WHAT THE TASK REQUIRES ▸
Identify the lines that contain the word "java" and copy each one.

---

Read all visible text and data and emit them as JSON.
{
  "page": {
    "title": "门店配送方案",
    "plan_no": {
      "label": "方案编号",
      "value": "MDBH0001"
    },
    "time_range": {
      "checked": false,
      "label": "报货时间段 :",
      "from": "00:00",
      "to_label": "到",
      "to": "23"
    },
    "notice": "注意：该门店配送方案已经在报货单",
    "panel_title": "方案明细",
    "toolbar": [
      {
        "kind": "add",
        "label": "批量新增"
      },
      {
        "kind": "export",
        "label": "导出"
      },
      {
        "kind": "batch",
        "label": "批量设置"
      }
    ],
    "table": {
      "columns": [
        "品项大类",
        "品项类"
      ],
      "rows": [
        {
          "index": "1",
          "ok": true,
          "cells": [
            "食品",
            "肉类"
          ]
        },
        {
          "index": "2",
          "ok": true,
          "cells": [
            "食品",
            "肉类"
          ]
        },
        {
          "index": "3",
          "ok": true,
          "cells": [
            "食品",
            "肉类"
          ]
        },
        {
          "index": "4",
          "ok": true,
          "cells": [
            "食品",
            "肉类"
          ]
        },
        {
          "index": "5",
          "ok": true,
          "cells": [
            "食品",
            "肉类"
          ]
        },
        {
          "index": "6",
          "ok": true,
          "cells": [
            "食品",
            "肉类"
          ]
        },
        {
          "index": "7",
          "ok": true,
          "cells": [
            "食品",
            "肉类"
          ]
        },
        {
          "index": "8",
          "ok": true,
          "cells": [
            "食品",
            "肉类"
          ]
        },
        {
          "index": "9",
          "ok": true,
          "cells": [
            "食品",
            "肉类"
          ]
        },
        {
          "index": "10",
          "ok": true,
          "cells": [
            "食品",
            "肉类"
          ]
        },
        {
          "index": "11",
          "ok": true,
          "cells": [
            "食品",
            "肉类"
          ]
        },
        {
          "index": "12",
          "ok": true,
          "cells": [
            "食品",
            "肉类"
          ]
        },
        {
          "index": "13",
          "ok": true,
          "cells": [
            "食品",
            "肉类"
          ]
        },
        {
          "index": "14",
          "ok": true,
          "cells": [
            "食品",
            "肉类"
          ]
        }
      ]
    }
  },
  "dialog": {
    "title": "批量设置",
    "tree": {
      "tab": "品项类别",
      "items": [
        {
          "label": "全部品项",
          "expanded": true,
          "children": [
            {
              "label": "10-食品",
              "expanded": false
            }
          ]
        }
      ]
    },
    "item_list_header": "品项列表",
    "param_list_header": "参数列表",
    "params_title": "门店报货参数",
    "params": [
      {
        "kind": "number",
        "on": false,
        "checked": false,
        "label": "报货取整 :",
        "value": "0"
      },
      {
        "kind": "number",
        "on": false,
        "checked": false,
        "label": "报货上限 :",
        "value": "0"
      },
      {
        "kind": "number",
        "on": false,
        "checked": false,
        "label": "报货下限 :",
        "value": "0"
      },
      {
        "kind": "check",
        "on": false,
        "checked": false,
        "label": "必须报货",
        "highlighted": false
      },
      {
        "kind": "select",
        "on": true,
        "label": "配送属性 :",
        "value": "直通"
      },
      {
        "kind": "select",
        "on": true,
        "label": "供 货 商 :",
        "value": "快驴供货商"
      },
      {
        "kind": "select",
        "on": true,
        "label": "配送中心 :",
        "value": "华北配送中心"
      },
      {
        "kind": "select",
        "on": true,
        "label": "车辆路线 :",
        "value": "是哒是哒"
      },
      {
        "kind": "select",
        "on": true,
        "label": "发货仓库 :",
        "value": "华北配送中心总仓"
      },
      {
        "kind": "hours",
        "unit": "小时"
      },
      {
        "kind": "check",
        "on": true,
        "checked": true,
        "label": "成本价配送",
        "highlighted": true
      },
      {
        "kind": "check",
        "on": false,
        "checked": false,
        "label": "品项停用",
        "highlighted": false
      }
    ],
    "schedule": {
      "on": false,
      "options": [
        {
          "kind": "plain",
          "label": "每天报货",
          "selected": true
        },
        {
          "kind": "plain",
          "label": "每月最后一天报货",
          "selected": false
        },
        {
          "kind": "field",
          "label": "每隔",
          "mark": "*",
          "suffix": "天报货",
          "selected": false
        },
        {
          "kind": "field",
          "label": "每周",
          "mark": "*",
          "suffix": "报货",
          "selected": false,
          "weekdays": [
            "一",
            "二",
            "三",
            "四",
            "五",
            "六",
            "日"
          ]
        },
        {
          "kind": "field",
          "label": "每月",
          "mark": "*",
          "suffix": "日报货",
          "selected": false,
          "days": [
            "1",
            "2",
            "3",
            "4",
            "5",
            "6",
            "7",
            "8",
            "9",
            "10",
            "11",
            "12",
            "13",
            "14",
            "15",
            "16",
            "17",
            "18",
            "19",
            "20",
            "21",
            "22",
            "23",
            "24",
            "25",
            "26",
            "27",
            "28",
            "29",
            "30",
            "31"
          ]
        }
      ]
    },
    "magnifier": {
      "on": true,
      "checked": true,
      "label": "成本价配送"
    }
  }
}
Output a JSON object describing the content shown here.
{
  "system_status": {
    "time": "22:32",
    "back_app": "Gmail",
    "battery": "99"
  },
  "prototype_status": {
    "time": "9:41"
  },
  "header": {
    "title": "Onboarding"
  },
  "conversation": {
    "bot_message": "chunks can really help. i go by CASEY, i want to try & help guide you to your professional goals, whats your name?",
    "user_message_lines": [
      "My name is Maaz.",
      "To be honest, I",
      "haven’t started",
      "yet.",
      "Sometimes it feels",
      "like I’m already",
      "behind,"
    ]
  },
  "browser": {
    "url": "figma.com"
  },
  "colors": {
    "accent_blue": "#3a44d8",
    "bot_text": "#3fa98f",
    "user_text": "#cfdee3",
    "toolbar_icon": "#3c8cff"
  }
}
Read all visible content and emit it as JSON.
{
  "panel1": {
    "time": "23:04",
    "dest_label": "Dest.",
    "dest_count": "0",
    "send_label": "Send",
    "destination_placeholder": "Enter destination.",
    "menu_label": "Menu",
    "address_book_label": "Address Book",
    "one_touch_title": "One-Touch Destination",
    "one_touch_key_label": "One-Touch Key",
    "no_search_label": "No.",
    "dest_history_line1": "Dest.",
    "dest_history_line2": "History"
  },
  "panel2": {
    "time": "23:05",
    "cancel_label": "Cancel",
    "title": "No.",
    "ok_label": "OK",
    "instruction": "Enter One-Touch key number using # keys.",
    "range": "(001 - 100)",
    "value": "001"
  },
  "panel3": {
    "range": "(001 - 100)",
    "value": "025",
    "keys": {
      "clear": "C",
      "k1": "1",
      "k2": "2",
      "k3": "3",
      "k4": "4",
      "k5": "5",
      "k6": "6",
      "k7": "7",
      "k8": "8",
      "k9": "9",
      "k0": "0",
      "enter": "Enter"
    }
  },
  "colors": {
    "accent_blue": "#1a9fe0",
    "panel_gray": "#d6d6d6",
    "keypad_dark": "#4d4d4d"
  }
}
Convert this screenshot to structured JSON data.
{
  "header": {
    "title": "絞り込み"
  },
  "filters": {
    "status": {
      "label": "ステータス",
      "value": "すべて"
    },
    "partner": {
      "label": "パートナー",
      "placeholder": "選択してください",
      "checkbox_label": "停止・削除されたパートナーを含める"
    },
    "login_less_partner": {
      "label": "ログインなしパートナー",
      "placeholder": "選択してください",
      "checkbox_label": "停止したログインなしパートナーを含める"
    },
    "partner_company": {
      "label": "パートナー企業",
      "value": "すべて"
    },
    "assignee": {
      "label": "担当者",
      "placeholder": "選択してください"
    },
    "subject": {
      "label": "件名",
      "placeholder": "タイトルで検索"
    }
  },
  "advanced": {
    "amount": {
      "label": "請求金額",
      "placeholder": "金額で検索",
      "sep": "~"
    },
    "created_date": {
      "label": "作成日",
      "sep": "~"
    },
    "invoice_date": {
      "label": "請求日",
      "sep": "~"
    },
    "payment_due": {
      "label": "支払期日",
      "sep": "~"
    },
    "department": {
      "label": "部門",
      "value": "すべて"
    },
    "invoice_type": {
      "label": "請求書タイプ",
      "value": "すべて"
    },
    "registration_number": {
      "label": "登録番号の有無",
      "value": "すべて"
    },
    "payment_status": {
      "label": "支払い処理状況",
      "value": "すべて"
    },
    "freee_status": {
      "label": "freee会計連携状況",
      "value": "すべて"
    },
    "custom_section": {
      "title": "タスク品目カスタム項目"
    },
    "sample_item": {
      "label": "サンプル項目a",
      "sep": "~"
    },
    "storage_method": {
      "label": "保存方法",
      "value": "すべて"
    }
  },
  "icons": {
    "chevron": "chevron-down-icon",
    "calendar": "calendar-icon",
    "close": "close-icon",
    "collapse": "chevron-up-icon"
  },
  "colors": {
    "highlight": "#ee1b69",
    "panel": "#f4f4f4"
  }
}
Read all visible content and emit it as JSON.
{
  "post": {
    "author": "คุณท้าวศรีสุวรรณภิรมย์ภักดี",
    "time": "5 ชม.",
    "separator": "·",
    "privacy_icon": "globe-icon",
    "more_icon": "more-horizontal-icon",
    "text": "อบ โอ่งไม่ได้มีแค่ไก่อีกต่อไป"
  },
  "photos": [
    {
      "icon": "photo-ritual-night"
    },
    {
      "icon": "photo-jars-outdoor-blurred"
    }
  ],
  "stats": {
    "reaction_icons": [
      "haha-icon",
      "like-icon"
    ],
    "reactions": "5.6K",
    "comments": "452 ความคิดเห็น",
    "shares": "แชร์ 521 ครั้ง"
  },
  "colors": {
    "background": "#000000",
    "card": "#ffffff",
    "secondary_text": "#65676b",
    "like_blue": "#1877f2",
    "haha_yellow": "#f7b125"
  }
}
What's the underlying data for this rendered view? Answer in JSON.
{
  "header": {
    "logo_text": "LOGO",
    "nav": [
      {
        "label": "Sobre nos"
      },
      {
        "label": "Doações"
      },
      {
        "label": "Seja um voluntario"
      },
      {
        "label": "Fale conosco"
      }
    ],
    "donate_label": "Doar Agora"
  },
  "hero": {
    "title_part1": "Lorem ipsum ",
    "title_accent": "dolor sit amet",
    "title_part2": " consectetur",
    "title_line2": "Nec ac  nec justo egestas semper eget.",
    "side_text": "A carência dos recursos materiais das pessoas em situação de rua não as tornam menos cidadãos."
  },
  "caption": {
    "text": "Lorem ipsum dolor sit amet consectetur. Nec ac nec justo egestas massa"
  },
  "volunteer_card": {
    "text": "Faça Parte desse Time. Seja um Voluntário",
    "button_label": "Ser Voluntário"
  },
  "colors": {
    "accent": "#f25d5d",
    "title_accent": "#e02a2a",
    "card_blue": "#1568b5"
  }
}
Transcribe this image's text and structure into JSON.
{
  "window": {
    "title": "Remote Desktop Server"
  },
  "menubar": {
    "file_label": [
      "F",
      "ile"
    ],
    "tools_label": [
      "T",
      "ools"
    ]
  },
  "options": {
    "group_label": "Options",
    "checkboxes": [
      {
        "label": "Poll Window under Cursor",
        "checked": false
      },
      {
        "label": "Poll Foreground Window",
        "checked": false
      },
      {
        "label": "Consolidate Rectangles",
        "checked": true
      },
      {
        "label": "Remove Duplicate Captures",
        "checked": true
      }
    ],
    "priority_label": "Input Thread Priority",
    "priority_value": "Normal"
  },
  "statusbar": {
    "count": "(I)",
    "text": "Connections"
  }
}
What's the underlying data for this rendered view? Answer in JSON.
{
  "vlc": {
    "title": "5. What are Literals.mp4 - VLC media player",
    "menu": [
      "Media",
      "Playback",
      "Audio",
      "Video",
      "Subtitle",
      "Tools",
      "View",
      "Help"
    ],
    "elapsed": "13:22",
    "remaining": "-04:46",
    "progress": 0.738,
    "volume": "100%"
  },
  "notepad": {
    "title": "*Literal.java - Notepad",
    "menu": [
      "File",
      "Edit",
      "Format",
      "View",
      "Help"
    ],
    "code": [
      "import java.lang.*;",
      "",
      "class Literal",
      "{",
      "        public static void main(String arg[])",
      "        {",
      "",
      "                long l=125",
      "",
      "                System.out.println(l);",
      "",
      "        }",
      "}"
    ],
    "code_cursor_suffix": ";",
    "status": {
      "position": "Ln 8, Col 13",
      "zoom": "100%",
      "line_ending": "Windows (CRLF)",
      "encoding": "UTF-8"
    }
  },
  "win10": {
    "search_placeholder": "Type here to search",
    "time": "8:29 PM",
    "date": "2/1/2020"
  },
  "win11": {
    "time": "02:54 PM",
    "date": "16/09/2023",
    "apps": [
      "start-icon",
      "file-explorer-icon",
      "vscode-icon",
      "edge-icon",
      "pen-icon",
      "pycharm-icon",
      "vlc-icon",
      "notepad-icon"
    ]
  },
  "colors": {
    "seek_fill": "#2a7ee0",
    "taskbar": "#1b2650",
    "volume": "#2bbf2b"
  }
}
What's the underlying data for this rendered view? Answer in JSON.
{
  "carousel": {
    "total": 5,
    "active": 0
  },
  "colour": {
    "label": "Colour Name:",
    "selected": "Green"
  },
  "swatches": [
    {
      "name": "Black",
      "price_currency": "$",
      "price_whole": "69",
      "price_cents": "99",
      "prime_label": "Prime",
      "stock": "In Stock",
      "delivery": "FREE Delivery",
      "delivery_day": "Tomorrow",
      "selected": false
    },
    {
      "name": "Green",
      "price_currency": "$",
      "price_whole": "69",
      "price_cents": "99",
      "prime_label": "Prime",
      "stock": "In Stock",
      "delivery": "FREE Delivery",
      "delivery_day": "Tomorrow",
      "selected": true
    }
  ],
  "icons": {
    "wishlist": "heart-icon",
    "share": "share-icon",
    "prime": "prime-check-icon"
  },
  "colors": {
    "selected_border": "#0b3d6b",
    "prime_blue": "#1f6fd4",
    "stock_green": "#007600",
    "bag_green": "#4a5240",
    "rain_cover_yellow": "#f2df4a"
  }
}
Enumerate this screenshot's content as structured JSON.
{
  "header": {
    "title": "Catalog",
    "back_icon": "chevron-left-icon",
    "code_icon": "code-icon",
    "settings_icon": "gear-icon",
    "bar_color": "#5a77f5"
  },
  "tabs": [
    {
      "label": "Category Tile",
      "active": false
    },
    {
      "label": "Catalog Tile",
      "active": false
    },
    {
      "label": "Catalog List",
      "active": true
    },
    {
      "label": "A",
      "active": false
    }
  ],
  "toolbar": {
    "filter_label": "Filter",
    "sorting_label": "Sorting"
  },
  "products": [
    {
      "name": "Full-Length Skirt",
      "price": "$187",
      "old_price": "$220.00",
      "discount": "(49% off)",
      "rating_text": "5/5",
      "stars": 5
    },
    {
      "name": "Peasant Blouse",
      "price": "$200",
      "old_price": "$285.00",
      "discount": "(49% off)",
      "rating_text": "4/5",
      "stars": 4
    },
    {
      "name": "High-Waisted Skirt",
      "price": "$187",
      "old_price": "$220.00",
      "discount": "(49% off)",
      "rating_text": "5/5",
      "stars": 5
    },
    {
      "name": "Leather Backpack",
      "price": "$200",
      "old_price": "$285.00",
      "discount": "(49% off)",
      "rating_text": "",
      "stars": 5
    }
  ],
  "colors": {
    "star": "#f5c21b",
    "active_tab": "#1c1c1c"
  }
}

---

SOLUTION TO THIS PROBLEM ▸
    "title": "*Literal.java - Notepad",
      "import java.lang.*;",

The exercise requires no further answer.